SHORT EXERCISE: Your answer must consist solely of the number of lines that contain the word "this".

(Extracted records)
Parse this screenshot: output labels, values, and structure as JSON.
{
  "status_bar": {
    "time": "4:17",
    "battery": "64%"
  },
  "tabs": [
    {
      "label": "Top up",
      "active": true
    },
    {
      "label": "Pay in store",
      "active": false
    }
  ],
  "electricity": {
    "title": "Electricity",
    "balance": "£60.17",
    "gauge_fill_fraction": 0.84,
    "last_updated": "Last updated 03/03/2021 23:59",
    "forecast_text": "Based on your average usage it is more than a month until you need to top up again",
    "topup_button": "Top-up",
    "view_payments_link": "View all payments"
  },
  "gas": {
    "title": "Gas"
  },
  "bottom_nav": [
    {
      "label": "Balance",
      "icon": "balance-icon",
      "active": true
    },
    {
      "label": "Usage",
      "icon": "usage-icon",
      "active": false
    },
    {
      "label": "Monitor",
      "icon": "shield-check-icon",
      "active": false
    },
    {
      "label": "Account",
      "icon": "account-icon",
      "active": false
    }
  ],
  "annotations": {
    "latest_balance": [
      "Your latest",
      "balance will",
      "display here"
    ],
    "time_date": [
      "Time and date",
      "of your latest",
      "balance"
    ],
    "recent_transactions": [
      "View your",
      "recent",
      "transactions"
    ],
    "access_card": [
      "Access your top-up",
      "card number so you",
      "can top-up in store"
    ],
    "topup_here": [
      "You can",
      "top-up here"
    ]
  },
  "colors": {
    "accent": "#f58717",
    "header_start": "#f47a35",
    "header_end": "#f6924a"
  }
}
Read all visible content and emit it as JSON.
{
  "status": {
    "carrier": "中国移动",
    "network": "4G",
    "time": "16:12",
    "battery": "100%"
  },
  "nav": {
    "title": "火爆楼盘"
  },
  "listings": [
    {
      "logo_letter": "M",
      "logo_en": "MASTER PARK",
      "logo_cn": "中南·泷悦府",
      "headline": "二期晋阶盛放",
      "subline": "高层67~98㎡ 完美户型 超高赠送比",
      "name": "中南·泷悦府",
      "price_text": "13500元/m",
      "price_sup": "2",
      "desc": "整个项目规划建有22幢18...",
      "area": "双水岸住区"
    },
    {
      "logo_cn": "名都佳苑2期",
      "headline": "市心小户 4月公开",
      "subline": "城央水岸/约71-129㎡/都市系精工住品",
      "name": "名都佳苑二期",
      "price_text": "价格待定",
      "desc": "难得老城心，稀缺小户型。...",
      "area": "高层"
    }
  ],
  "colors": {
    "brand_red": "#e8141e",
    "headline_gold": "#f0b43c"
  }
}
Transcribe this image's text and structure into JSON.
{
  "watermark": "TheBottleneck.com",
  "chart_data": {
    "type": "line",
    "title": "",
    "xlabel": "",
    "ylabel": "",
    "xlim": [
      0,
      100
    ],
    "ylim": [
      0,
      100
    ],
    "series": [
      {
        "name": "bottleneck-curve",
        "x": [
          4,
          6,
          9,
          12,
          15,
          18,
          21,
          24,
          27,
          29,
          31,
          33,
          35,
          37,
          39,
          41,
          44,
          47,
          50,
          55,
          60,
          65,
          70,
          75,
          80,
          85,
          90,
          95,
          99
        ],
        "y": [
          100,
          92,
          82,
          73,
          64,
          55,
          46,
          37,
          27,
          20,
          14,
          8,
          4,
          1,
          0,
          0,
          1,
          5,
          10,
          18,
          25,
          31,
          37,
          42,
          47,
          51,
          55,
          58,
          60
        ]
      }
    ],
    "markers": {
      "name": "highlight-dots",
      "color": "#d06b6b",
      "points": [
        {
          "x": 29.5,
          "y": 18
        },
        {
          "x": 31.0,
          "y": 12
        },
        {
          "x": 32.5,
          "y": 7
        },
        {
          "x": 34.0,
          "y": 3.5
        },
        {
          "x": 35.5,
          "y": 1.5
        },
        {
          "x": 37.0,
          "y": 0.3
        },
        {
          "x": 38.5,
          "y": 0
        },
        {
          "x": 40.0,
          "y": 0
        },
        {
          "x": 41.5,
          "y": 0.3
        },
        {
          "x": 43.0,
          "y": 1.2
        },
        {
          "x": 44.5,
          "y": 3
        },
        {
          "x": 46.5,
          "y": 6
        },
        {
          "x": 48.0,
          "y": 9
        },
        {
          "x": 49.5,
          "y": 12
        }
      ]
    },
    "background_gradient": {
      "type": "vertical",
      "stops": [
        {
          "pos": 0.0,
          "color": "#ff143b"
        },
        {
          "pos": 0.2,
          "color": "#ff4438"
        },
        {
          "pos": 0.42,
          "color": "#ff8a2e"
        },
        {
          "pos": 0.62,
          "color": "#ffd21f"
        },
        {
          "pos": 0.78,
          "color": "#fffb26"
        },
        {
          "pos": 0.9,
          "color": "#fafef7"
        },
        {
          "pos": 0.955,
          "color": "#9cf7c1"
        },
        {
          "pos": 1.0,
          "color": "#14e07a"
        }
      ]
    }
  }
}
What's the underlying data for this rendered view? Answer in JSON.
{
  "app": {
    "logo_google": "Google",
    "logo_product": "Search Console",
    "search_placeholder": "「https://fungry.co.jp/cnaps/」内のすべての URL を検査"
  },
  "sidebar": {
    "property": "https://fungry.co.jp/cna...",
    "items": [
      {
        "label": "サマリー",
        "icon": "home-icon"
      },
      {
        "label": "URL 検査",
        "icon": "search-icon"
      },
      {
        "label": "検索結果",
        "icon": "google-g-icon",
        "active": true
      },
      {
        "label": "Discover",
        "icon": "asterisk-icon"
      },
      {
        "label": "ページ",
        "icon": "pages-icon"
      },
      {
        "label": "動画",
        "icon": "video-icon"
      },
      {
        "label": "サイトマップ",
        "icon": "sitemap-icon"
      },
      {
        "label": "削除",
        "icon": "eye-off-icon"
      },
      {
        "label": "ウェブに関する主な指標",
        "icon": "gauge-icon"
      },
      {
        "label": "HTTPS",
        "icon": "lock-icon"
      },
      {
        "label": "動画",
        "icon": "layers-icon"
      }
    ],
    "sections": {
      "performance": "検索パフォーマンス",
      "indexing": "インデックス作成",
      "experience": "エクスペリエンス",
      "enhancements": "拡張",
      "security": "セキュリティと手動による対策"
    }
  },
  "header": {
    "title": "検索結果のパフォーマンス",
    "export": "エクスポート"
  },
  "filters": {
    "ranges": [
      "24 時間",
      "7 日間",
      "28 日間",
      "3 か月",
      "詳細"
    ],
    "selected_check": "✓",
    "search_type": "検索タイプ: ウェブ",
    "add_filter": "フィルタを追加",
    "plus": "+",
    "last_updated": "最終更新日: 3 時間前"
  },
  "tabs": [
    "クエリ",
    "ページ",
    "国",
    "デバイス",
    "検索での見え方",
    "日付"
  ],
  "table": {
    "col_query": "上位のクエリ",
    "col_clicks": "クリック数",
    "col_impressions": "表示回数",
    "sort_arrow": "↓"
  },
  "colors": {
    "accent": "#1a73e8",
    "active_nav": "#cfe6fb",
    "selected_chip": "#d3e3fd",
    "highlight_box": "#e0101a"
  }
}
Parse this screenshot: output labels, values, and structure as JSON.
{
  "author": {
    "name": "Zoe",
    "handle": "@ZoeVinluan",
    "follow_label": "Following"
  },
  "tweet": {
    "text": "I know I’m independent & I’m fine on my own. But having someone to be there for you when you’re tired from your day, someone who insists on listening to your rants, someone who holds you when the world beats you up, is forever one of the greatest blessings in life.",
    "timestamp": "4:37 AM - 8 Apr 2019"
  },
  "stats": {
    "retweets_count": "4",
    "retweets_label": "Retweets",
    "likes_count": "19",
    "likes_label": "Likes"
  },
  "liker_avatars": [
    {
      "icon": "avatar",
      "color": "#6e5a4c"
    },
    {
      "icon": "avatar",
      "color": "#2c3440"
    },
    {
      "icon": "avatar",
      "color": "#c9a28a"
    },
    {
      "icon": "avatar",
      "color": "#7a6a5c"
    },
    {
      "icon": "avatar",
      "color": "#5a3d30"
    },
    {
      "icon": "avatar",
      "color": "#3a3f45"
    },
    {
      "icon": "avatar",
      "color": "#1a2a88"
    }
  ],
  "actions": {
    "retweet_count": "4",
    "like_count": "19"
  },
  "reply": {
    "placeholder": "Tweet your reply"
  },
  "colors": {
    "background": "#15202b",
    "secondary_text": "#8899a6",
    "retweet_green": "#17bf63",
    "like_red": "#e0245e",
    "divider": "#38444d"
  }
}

SOLUTION TO THE PROBLEM: 4